PASSAGE GIVEN start

Encore Michigan

‘The Children’ confronts apocalyptic Boomer legacy

Review November 28, 2022 David Kiley

TRENTON, Mich.–There are stories of elderly passengers on the Titanic giving up spots in the lifeboats for younger ones, a selfless act with death staring them in the face.

The underlying story of The Children, a play by Lucy Kirkwood presented now at Open Book Theatre here, is a nuclear accident at a reactor situated on the sea somewhere in the U.K. Rose (Tina Paraventi) , a scientist in her 60s who worked on the building of the reactor is forming a group of the retired scientists and engineers who built it to replace the young ones working on containment to spare their lives and futures.

It’s a post-apocalyptic story without, thank Goodness, zombies. Indeed, the world that Rose, Hazel (Wendy Katz Hiller) and her husband Robin (Lindel Salow) inhabit is very recognizable in their seaside cottage that Rose has come to visit. All three characters have been profoundly effected by the radiation emanating from the reactor both physically and emotionally.

PASSAGE GIVEN end

SHORT TASK A = Swap "screenshot" for "screen capture" and write out everything in the records from their very first line down through the line containing "text-line: 1.食堂购买了 726", with nothing else altered.

MATERIALS PROVIDED start

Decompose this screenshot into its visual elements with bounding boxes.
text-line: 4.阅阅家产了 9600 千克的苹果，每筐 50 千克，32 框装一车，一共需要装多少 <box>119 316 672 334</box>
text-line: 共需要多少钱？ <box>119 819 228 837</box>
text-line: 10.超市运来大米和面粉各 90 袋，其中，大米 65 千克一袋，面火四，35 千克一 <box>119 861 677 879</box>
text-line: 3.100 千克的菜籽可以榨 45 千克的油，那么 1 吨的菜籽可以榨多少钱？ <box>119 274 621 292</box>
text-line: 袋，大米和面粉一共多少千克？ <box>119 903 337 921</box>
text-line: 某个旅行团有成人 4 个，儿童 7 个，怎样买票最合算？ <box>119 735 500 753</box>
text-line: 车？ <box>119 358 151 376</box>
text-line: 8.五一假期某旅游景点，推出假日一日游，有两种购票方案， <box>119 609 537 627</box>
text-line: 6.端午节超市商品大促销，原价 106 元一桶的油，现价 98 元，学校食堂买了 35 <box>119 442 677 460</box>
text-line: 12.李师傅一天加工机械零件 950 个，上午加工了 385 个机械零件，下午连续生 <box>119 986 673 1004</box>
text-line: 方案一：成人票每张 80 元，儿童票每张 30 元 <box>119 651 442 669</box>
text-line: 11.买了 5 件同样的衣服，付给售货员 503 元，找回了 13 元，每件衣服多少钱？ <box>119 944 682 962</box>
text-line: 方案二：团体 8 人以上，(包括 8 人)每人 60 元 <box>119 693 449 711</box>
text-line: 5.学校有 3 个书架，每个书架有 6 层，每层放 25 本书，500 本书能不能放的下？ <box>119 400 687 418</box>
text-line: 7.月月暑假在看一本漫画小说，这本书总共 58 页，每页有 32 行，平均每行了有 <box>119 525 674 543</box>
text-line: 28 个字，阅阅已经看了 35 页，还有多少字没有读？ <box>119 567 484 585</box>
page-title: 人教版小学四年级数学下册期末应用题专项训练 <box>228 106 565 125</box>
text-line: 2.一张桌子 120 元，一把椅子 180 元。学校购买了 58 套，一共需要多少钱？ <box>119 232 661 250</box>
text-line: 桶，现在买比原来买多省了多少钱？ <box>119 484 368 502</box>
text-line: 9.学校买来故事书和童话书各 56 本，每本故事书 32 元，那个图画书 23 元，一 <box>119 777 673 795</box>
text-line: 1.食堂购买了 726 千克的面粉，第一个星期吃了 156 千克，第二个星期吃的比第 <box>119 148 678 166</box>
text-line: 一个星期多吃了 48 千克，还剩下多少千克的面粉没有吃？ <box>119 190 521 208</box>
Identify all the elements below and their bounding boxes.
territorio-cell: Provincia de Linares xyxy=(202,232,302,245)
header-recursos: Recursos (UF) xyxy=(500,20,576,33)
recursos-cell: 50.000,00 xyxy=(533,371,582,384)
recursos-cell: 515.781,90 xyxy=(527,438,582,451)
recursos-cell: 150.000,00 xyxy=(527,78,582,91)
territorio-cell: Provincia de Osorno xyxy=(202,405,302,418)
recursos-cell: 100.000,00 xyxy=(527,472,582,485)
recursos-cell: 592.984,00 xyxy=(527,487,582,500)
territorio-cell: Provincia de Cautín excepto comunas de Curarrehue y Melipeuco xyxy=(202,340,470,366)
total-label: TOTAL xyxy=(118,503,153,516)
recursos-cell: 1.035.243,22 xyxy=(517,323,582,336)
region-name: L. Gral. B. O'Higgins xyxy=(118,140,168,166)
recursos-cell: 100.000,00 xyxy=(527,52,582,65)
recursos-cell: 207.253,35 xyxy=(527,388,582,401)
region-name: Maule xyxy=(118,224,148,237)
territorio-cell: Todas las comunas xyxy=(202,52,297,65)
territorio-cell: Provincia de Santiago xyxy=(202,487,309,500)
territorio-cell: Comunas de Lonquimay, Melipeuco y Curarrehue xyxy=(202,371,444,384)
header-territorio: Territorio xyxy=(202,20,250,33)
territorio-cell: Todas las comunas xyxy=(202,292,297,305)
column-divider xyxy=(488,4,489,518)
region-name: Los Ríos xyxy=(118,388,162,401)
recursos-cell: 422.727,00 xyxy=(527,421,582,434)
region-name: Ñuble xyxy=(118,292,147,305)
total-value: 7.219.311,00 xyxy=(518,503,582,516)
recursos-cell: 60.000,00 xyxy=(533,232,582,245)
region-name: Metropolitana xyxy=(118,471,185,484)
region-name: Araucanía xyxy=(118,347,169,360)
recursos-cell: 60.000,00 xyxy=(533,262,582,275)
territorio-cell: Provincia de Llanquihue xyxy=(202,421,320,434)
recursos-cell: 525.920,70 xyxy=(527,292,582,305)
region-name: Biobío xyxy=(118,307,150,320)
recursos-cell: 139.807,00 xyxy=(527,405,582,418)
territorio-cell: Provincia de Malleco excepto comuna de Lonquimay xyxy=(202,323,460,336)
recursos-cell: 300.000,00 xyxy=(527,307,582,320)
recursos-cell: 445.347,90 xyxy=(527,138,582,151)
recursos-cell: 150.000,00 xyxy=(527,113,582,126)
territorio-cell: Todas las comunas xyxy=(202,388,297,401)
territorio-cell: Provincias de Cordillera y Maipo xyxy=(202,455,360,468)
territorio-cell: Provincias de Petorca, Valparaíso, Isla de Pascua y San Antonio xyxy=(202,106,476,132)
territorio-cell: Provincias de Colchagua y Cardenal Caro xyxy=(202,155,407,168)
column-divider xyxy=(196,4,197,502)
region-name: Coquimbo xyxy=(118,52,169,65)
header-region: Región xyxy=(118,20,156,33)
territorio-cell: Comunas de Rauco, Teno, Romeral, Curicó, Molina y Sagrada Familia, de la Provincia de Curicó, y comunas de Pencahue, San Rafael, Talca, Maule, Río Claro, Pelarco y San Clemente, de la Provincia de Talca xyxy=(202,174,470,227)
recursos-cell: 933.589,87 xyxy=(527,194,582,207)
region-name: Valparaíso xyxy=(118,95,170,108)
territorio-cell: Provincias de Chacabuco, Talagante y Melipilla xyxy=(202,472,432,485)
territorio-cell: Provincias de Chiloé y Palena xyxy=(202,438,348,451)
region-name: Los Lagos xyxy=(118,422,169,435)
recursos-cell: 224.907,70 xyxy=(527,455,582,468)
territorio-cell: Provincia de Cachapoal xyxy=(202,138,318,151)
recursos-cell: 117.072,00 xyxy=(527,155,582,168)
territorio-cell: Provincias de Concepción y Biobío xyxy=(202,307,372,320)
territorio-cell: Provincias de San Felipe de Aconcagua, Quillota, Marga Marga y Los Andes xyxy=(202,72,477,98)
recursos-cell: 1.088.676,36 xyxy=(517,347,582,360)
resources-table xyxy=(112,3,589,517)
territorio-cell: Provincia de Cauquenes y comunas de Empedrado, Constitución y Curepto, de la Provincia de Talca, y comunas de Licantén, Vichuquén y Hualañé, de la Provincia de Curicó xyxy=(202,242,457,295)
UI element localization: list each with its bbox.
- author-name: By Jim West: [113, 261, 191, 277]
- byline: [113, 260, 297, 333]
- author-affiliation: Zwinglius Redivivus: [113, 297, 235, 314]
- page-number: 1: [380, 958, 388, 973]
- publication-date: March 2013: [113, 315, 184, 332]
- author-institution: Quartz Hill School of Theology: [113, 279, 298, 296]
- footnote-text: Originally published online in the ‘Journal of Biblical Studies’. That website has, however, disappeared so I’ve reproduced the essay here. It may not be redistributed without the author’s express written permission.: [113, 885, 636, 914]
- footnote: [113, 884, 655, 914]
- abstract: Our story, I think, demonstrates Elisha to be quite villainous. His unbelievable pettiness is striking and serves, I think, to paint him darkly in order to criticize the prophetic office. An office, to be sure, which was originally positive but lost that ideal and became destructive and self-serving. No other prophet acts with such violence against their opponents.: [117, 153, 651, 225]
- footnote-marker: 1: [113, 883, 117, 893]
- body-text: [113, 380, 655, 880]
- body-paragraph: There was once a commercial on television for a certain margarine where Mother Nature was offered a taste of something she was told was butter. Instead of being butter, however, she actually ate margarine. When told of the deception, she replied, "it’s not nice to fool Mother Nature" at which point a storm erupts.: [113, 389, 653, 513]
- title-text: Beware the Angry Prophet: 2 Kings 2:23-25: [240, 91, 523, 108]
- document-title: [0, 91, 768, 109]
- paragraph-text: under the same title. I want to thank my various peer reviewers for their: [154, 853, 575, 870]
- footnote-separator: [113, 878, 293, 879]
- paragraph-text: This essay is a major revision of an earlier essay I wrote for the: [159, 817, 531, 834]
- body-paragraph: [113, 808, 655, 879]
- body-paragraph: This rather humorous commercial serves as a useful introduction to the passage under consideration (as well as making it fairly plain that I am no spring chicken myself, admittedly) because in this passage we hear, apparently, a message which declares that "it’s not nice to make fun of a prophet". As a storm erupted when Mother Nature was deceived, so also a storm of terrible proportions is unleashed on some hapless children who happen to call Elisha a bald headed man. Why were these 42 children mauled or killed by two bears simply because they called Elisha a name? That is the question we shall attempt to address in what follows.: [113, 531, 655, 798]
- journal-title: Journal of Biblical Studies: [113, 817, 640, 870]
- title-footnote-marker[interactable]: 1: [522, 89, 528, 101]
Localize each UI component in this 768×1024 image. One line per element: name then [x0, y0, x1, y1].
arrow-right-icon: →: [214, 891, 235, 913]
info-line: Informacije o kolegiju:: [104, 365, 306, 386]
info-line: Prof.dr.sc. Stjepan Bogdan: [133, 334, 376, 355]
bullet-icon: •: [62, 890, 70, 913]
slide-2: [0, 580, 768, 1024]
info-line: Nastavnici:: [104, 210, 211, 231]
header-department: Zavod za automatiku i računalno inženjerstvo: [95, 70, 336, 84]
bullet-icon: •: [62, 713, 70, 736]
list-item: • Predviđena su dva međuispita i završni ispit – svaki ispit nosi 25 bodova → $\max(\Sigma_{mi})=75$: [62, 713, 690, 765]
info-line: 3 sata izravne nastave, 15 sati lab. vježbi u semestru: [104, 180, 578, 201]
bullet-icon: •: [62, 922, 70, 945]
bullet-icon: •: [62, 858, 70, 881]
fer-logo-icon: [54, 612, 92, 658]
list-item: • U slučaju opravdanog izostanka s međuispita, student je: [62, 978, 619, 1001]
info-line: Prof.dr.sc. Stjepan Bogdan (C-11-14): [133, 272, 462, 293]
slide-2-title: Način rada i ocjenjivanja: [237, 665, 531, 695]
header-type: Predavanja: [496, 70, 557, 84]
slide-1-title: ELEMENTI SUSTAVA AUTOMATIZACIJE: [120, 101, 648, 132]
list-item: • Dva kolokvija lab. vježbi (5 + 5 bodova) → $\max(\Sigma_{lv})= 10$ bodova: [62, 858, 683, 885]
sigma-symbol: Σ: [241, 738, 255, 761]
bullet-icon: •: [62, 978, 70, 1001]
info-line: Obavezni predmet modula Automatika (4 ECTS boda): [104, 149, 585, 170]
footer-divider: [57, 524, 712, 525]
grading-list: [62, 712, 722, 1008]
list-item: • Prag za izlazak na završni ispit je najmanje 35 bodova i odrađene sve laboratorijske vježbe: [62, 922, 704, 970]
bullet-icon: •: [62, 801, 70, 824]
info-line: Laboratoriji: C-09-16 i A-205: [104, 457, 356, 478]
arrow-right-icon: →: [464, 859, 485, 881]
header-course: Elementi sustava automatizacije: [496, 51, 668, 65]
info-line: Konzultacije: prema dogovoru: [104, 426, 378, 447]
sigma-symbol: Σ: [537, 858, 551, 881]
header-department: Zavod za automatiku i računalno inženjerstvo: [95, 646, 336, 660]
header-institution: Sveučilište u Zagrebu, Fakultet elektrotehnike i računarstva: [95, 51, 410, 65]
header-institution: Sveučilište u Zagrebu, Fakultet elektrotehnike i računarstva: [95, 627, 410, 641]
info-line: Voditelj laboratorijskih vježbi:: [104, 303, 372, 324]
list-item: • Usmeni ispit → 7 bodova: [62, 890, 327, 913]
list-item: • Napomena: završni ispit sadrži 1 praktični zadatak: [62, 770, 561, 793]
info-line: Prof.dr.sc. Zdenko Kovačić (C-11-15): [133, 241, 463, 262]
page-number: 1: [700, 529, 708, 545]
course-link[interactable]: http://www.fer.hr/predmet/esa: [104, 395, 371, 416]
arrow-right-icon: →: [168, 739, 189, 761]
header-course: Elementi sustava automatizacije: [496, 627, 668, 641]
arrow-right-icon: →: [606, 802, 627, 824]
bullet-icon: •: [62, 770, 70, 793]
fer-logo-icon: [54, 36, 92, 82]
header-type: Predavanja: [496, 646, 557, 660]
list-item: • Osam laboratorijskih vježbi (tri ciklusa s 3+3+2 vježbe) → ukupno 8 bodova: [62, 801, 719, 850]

MATERIALS PROVIDED end

SHORT TASK B = Pick up the review of The Children at Open Book Theatre and continue it from its last sentence.

OUTPUT A =
Decompose this screen capture into its visual elements with bounding boxes.
text-line: 4.阅阅家产了 9600 千克的苹果，每筐 50 千克，32 框装一车，一共需要装多少 <box>119 316 672 334</box>
text-line: 共需要多少钱？ <box>119 819 228 837</box>
text-line: 10.超市运来大米和面粉各 90 袋，其中，大米 65 千克一袋，面火四，35 千克一 <box>119 861 677 879</box>
text-line: 3.100 千克的菜籽可以榨 45 千克的油，那么 1 吨的菜籽可以榨多少钱？ <box>119 274 621 292</box>
text-line: 袋，大米和面粉一共多少千克？ <box>119 903 337 921</box>
text-line: 某个旅行团有成人 4 个，儿童 7 个，怎样买票最合算？ <box>119 735 500 753</box>
text-line: 车？ <box>119 358 151 376</box>
text-line: 8.五一假期某旅游景点，推出假日一日游，有两种购票方案， <box>119 609 537 627</box>
text-line: 6.端午节超市商品大促销，原价 106 元一桶的油，现价 98 元，学校食堂买了 35 <box>119 442 677 460</box>
text-line: 12.李师傅一天加工机械零件 950 个，上午加工了 385 个机械零件，下午连续生 <box>119 986 673 1004</box>
text-line: 方案一：成人票每张 80 元，儿童票每张 30 元 <box>119 651 442 669</box>
text-line: 11.买了 5 件同样的衣服，付给售货员 503 元，找回了 13 元，每件衣服多少钱？ <box>119 944 682 962</box>
text-line: 方案二：团体 8 人以上，(包括 8 人)每人 60 元 <box>119 693 449 711</box>
text-line: 5.学校有 3 个书架，每个书架有 6 层，每层放 25 本书，500 本书能不能放的下？ <box>119 400 687 418</box>
text-line: 7.月月暑假在看一本漫画小说，这本书总共 58 页，每页有 32 行，平均每行了有 <box>119 525 674 543</box>
text-line: 28 个字，阅阅已经看了 35 页，还有多少字没有读？ <box>119 567 484 585</box>
page-title: 人教版小学四年级数学下册期末应用题专项训练 <box>228 106 565 125</box>
text-line: 2.一张桌子 120 元，一把椅子 180 元。学校购买了 58 套，一共需要多少钱？ <box>119 232 661 250</box>
text-line: 桶，现在买比原来买多省了多少钱？ <box>119 484 368 502</box>
text-line: 9.学校买来故事书和童话书各 56 本，每本故事书 32 元，那个图画书 23 元，一 <box>119 777 673 795</box>
text-line: 1.食堂购买了 726 千克的面粉，第一个星期吃了 156 千克，第二个星期吃的比第 <box>119 148 678 166</box>

OUTPUT B =
There are several moral questions in the play. Hazel and Robin have four children, and they, especially Hazel, want to keep living to enjoy the next generation. Rose, childless, thinks they all owe the next generation of plant workers, strangers to the three, their sacrifice since it was the older generation who built the plant without all the redundant safety systems that may well have prevented the accident.

These three actors are fully dialed in to their characters and the moral decisions with which they are grappling. It’s been 38 years since the three have been together, and some of the moral discussion is about what happened between them when they were in the thirties. Despite the lapse of time, there is complex intimacy among the three, which facilitates their ability to pick up where they left off all those years ago. Paraventi’s Rose  is quite good at manipulating the energy in the room among the three, while Hiller’s Hazel is shrill, defensive and as resolute in her desire to live as Rose is to potentially give up what is left of her life. Salow’s Robin can’t help but quietly enjoy the affection of both women, while he descends physically into an uncertain future.

Directed by Sarah Hawkins Rusk, the story is intense and heated, and reflects much more than the legacy of nuclear power. Though the play is set in the U.K., and our actors adopt Brit accents, the story also seemingly confronts the broader friction in the U.K., as well as the U.S., between Generation Z and younger Millennials and Baby Boomers.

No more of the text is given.